(Entries from a visual dataset)
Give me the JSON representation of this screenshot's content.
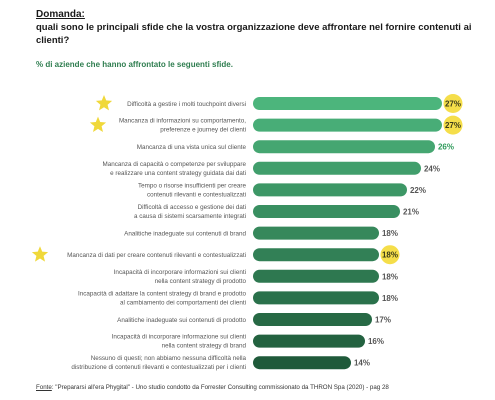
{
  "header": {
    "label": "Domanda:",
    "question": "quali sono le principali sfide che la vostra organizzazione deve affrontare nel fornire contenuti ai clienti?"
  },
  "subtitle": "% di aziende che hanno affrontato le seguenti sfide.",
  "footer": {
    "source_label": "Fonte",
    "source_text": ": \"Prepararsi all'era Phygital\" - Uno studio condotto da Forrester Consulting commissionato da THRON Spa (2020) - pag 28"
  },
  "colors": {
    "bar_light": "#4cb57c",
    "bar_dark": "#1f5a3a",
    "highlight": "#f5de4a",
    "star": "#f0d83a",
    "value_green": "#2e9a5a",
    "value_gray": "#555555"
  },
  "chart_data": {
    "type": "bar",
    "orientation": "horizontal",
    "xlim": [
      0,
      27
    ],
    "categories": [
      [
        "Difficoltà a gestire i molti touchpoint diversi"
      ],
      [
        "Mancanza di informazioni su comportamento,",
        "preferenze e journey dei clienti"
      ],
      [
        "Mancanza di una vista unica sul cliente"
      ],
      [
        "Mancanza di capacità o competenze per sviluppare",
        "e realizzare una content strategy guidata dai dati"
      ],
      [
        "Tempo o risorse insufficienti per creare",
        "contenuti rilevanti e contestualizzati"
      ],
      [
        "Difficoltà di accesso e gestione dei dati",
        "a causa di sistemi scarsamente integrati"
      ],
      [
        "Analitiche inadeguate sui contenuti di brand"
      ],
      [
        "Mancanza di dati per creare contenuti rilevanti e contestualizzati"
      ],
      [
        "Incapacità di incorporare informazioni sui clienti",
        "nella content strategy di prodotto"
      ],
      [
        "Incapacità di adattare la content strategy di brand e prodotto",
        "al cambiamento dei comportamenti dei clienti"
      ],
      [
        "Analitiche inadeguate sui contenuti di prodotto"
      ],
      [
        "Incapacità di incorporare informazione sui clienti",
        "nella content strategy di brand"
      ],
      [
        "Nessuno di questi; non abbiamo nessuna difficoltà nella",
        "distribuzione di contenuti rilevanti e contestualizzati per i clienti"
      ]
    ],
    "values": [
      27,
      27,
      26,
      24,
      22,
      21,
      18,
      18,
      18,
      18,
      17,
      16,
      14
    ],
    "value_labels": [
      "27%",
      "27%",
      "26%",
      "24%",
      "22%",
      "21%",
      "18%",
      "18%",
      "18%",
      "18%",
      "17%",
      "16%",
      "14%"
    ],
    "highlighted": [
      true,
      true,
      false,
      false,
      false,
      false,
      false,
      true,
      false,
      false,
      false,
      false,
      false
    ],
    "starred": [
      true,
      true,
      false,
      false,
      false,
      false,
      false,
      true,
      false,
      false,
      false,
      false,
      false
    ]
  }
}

▸ INSTRUCTION:
Please write out all the data again word for word, but not the pictures.

▸ EXPECTED ANSWER:
Give me the JSON representation of this screenshot's content.
{
  "header": {
    "label": "Domanda:",
    "question": "quali sono le principali sfide che la vostra organizzazione deve affrontare nel fornire contenuti ai clienti?"
  },
  "subtitle": "% di aziende che hanno affrontato le seguenti sfide.",
  "footer": {
    "source_label": "Fonte",
    "source_text": ": \"Prepararsi all'era Phygital\" - Uno studio condotto da Forrester Consulting commissionato da THRON Spa (2020) - pag 28"
  },
  "colors": {
    "bar_light": "#4cb57c",
    "bar_dark": "#1f5a3a",
    "highlight": "#f5de4a",
    "star": "#f0d83a",
    "value_green": "#2e9a5a",
    "value_gray": "#555555"
  },
  "chart_data": {
    "type": "bar",
    "orientation": "horizontal",
    "xlim": [
      0,
      27
    ],
    "categories": [
      [
        "Difficoltà a gestire i molti touchpoint diversi"
      ],
      [
        "Mancanza di informazioni su comportamento,",
        "preferenze e journey dei clienti"
      ],
      [
        "Mancanza di una vista unica sul cliente"
      ],
      [
        "Mancanza di capacità o competenze per sviluppare",
        "e realizzare una content strategy guidata dai dati"
      ],
      [
        "Tempo o risorse insufficienti per creare",
        "contenuti rilevanti e contestualizzati"
      ],
      [
        "Difficoltà di accesso e gestione dei dati",
        "a causa di sistemi scarsamente integrati"
      ],
      [
        "Analitiche inadeguate sui contenuti di brand"
      ],
      [
        "Mancanza di dati per creare contenuti rilevanti e contestualizzati"
      ],
      [
        "Incapacità di incorporare informazioni sui clienti",
        "nella content strategy di prodotto"
      ],
      [
        "Incapacità di adattare la content strategy di brand e prodotto",
        "al cambiamento dei comportamenti dei clienti"
      ],
      [
        "Analitiche inadeguate sui contenuti di prodotto"
      ],
      [
        "Incapacità di incorporare informazione sui clienti",
        "nella content strategy di brand"
      ],
      [
        "Nessuno di questi; non abbiamo nessuna difficoltà nella",
        "distribuzione di contenuti rilevanti e contestualizzati per i clienti"
      ]
    ],
    "values": [
      27,
      27,
      26,
      24,
      22,
      21,
      18,
      18,
      18,
      18,
      17,
      16,
      14
    ],
    "value_labels": [
      "27%",
      "27%",
      "26%",
      "24%",
      "22%",
      "21%",
      "18%",
      "18%",
      "18%",
      "18%",
      "17%",
      "16%",
      "14%"
    ],
    "highlighted": [
      true,
      true,
      false,
      false,
      false,
      false,
      false,
      true,
      false,
      false,
      false,
      false,
      false
    ],
    "starred": [
      true,
      true,
      false,
      false,
      false,
      false,
      false,
      true,
      false,
      false,
      false,
      false,
      false
    ]
  }
}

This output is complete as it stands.